> Excerpted records:
--- start ---
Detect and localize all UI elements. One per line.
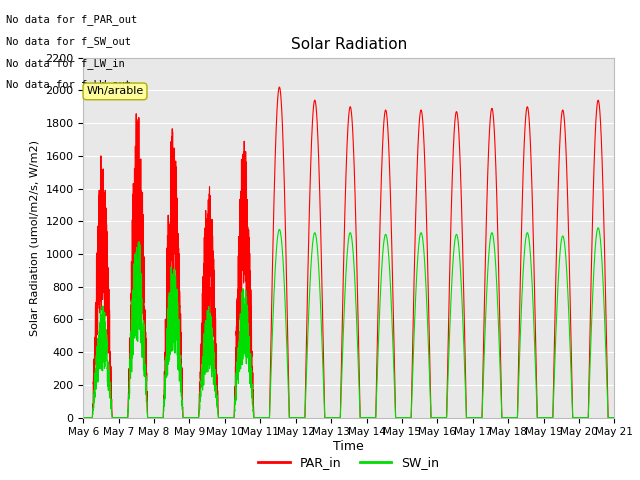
Text: No data for f_PAR_out: No data for f_PAR_out — [6, 14, 138, 25]
SW_in — [79, 415, 87, 420]
Legend: PAR_in, SW_in: PAR_in, SW_in — [253, 451, 444, 474]
Text: No data for f_LW_in: No data for f_LW_in — [6, 58, 125, 69]
PAR_in — [175, 245, 182, 251]
PAR_in — [498, 415, 506, 420]
PAR_in — [610, 415, 618, 420]
PAR_in — [438, 415, 446, 420]
Text: Wh/arable: Wh/arable — [86, 86, 143, 96]
PAR_in — [329, 415, 337, 420]
PAR_in — [276, 84, 284, 90]
SW_in — [498, 413, 506, 419]
PAR_in — [468, 415, 476, 420]
SW_in — [438, 415, 446, 420]
Line: PAR_in: PAR_in — [83, 87, 614, 418]
SW_in — [468, 415, 476, 420]
Y-axis label: Solar Radiation (umol/m2/s, W/m2): Solar Radiation (umol/m2/s, W/m2) — [29, 140, 40, 336]
Title: Solar Radiation: Solar Radiation — [291, 37, 407, 52]
Text: No data for f_LW_out: No data for f_LW_out — [6, 79, 131, 90]
PAR_in — [79, 415, 87, 420]
SW_in — [595, 225, 602, 231]
SW_in — [611, 415, 618, 420]
Text: No data for f_SW_out: No data for f_SW_out — [6, 36, 131, 47]
X-axis label: Time: Time — [333, 440, 364, 453]
SW_in — [175, 364, 182, 370]
Line: SW_in: SW_in — [83, 228, 614, 418]
SW_in — [329, 415, 337, 420]
PAR_in — [611, 415, 618, 420]
SW_in — [610, 415, 618, 420]
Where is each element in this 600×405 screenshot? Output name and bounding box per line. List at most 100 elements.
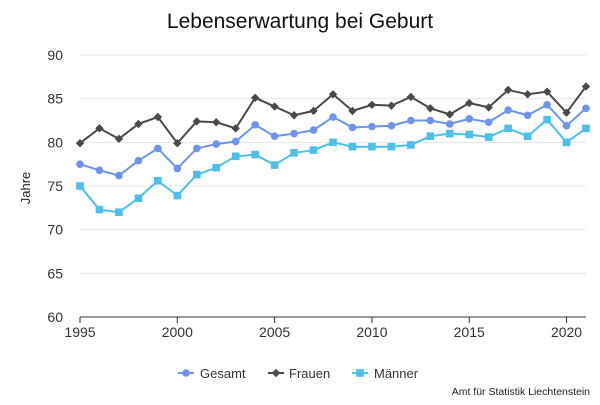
x-tick-label: 2010: [356, 324, 387, 340]
data-point: [484, 118, 493, 127]
data-point: [173, 191, 182, 200]
x-tick-label: 2015: [454, 324, 485, 340]
legend-item-frauen: Frauen: [268, 366, 330, 381]
data-point: [367, 100, 377, 109]
data-point: [465, 98, 474, 108]
data-point: [76, 182, 84, 190]
data-point: [309, 106, 318, 116]
data-point: [406, 92, 416, 102]
data-point: [465, 114, 474, 123]
series-gesamt: [76, 100, 590, 180]
data-point: [368, 122, 376, 131]
legend-label: Männer: [374, 366, 419, 381]
data-point: [562, 138, 571, 147]
data-point: [153, 112, 163, 122]
data-point: [75, 139, 85, 148]
data-point: [290, 129, 298, 138]
series-m-nner: [76, 115, 590, 216]
x-tick-label: 1995: [64, 324, 95, 340]
x-tick-label: 2000: [162, 324, 193, 340]
legend-label: Gesamt: [200, 366, 246, 381]
data-point: [192, 144, 201, 153]
data-point: [95, 166, 104, 175]
data-point: [173, 164, 182, 173]
x-tick-label: 2020: [551, 324, 582, 340]
data-point: [154, 176, 162, 185]
data-point: [173, 139, 182, 148]
data-point: [212, 118, 221, 127]
data-point: [445, 129, 454, 138]
legend-label: Frauen: [289, 366, 330, 381]
data-point: [426, 132, 435, 141]
data-point: [407, 141, 415, 149]
data-point: [581, 82, 591, 91]
data-point: [523, 90, 532, 99]
data-point: [426, 104, 435, 113]
data-point: [95, 124, 104, 133]
data-point: [562, 108, 571, 117]
data-point: [504, 106, 512, 114]
data-point: [95, 205, 104, 214]
data-point: [368, 142, 376, 151]
data-point: [329, 138, 337, 147]
data-point: [212, 163, 221, 172]
legend-item-m-nner: Männer: [352, 366, 419, 381]
data-point: [348, 123, 357, 132]
source-credit: Amt für Statistik Liechtenstein: [452, 386, 590, 398]
data-point: [582, 104, 590, 113]
data-point: [309, 126, 318, 134]
data-point: [328, 90, 338, 99]
data-point: [270, 132, 279, 141]
series-frauen: [75, 82, 591, 148]
data-point: [231, 152, 240, 161]
data-point: [582, 124, 590, 133]
y-tick-label: 75: [47, 178, 63, 194]
data-point: [251, 121, 259, 129]
data-point: [523, 111, 532, 120]
data-point: [387, 101, 396, 110]
data-point: [270, 102, 279, 111]
data-point: [192, 170, 201, 179]
data-point: [465, 130, 474, 139]
data-point: [212, 140, 221, 148]
data-point: [115, 171, 123, 180]
y-tick-label: 90: [47, 47, 63, 63]
data-point: [504, 124, 512, 133]
data-point: [290, 149, 298, 157]
data-point: [503, 85, 513, 95]
x-tick-label: 2005: [259, 324, 290, 340]
data-point: [115, 208, 123, 216]
y-tick-label: 70: [47, 222, 63, 238]
data-point: [348, 106, 357, 116]
data-point: [309, 146, 318, 154]
data-point: [134, 119, 143, 129]
data-point: [134, 156, 143, 165]
data-point: [251, 150, 259, 159]
data-point: [426, 116, 435, 125]
data-point: [270, 161, 279, 169]
data-point: [250, 93, 260, 102]
data-point: [154, 144, 162, 153]
data-point: [114, 134, 124, 144]
chart-title: Lebenserwartung bei Geburt: [167, 10, 433, 33]
data-point: [543, 115, 551, 124]
data-point: [484, 133, 493, 141]
data-point: [289, 111, 299, 120]
data-point: [445, 110, 454, 119]
data-point: [387, 121, 396, 130]
data-point: [562, 121, 571, 130]
data-point: [445, 120, 454, 128]
legend-marker: [182, 369, 190, 377]
legend: Gesamt Frauen Männer: [178, 366, 419, 381]
data-point: [543, 100, 551, 109]
data-point: [231, 124, 240, 133]
data-point: [407, 116, 415, 125]
y-tick-label: 60: [47, 309, 63, 325]
legend-item-gesamt: Gesamt: [178, 366, 246, 381]
series-line: [79, 118, 587, 214]
axes: 60 65 70 75 80 85 90 1995 2000 2005 2010 2015 2020: [47, 47, 586, 340]
data-point: [192, 117, 201, 126]
data-point: [542, 87, 552, 96]
data-point: [387, 142, 396, 151]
--- end ---
> Problem:
Copy every one of the lines above word for word and in the same order, leaving out the pictures.

> Correct answer:
Detect and localize all UI elements. One per line.
Text: No data for f_PAR_out: No data for f_PAR_out — [6, 14, 138, 25]
SW_in — [79, 415, 87, 420]
Legend: PAR_in, SW_in: PAR_in, SW_in — [253, 451, 444, 474]
Text: No data for f_LW_in: No data for f_LW_in — [6, 58, 125, 69]
PAR_in — [175, 245, 182, 251]
PAR_in — [498, 415, 506, 420]
PAR_in — [610, 415, 618, 420]
PAR_in — [438, 415, 446, 420]
Text: Wh/arable: Wh/arable — [86, 86, 143, 96]
PAR_in — [329, 415, 337, 420]
PAR_in — [276, 84, 284, 90]
SW_in — [498, 413, 506, 419]
PAR_in — [468, 415, 476, 420]
SW_in — [438, 415, 446, 420]
Line: PAR_in: PAR_in — [83, 87, 614, 418]
SW_in — [468, 415, 476, 420]
Y-axis label: Solar Radiation (umol/m2/s, W/m2): Solar Radiation (umol/m2/s, W/m2) — [29, 140, 40, 336]
Title: Solar Radiation: Solar Radiation — [291, 37, 407, 52]
Text: No data for f_LW_out: No data for f_LW_out — [6, 79, 131, 90]
PAR_in — [79, 415, 87, 420]
SW_in — [595, 225, 602, 231]
SW_in — [611, 415, 618, 420]
Text: No data for f_SW_out: No data for f_SW_out — [6, 36, 131, 47]
X-axis label: Time: Time — [333, 440, 364, 453]
SW_in — [175, 364, 182, 370]
Line: SW_in: SW_in — [83, 228, 614, 418]
SW_in — [329, 415, 337, 420]
PAR_in — [611, 415, 618, 420]
SW_in — [610, 415, 618, 420]
Where is each element in this 600×405 screenshot? Output name and bounding box per line. List at most 100 elements.
x-tick-label: 2010: [356, 324, 387, 340]
data-point: [484, 118, 493, 127]
data-point: [173, 191, 182, 200]
x-tick-label: 2015: [454, 324, 485, 340]
legend-item-frauen: Frauen: [268, 366, 330, 381]
data-point: [367, 100, 377, 109]
data-point: [465, 98, 474, 108]
data-point: [76, 182, 84, 190]
data-point: [309, 106, 318, 116]
data-point: [406, 92, 416, 102]
data-point: [465, 114, 474, 123]
series-gesamt: [76, 100, 590, 180]
data-point: [368, 122, 376, 131]
legend-label: Männer: [374, 366, 419, 381]
data-point: [562, 138, 571, 147]
data-point: [153, 112, 163, 122]
data-point: [75, 139, 85, 148]
data-point: [290, 129, 298, 138]
series-m-nner: [76, 115, 590, 216]
x-tick-label: 1995: [64, 324, 95, 340]
x-tick-label: 2000: [162, 324, 193, 340]
legend-label: Gesamt: [200, 366, 246, 381]
data-point: [192, 144, 201, 153]
data-point: [95, 166, 104, 175]
data-point: [173, 164, 182, 173]
x-tick-label: 2020: [551, 324, 582, 340]
data-point: [154, 176, 162, 185]
data-point: [173, 139, 182, 148]
data-point: [212, 118, 221, 127]
data-point: [445, 129, 454, 138]
legend-label: Frauen: [289, 366, 330, 381]
data-point: [426, 132, 435, 141]
data-point: [407, 141, 415, 149]
data-point: [581, 82, 591, 91]
data-point: [523, 90, 532, 99]
data-point: [426, 104, 435, 113]
data-point: [95, 124, 104, 133]
data-point: [562, 108, 571, 117]
data-point: [504, 106, 512, 114]
data-point: [95, 205, 104, 214]
data-point: [368, 142, 376, 151]
data-point: [329, 138, 337, 147]
data-point: [212, 163, 221, 172]
legend-item-m-nner: Männer: [352, 366, 419, 381]
data-point: [348, 123, 357, 132]
source-credit: Amt für Statistik Liechtenstein: [452, 386, 590, 398]
data-point: [582, 104, 590, 113]
data-point: [309, 126, 318, 134]
data-point: [328, 90, 338, 99]
data-point: [270, 132, 279, 141]
series-frauen: [75, 82, 591, 148]
data-point: [231, 152, 240, 161]
data-point: [582, 124, 590, 133]
y-tick-label: 75: [47, 178, 63, 194]
data-point: [251, 121, 259, 129]
data-point: [523, 111, 532, 120]
data-point: [387, 101, 396, 110]
data-point: [270, 102, 279, 111]
data-point: [192, 170, 201, 179]
data-point: [465, 130, 474, 139]
data-point: [212, 140, 221, 148]
data-point: [115, 171, 123, 180]
y-tick-label: 90: [47, 47, 63, 63]
data-point: [504, 124, 512, 133]
data-point: [290, 149, 298, 157]
data-point: [503, 85, 513, 95]
x-tick-label: 2005: [259, 324, 290, 340]
data-point: [115, 208, 123, 216]
y-tick-label: 70: [47, 222, 63, 238]
data-point: [348, 106, 357, 116]
data-point: [309, 146, 318, 154]
data-point: [134, 119, 143, 129]
data-point: [134, 156, 143, 165]
data-point: [251, 150, 259, 159]
data-point: [426, 116, 435, 125]
data-point: [270, 161, 279, 169]
data-point: [250, 93, 260, 102]
data-point: [154, 144, 162, 153]
data-point: [114, 134, 124, 144]
chart-title: Lebenserwartung bei Geburt: [167, 10, 433, 33]
data-point: [543, 115, 551, 124]
data-point: [484, 133, 493, 141]
data-point: [289, 111, 299, 120]
data-point: [445, 110, 454, 119]
data-point: [387, 121, 396, 130]
data-point: [562, 121, 571, 130]
data-point: [445, 120, 454, 128]
legend-marker: [182, 369, 190, 377]
legend: Gesamt Frauen Männer: [178, 366, 419, 381]
data-point: [543, 100, 551, 109]
data-point: [231, 124, 240, 133]
data-point: [407, 116, 415, 125]
y-tick-label: 60: [47, 309, 63, 325]
legend-item-gesamt: Gesamt: [178, 366, 246, 381]
series-line: [79, 118, 587, 214]
axes: 60 65 70 75 80 85 90 1995 2000 2005 2010 2015 2020: [47, 47, 586, 340]
data-point: [192, 117, 201, 126]
data-point: [542, 87, 552, 96]
data-point: [387, 142, 396, 151]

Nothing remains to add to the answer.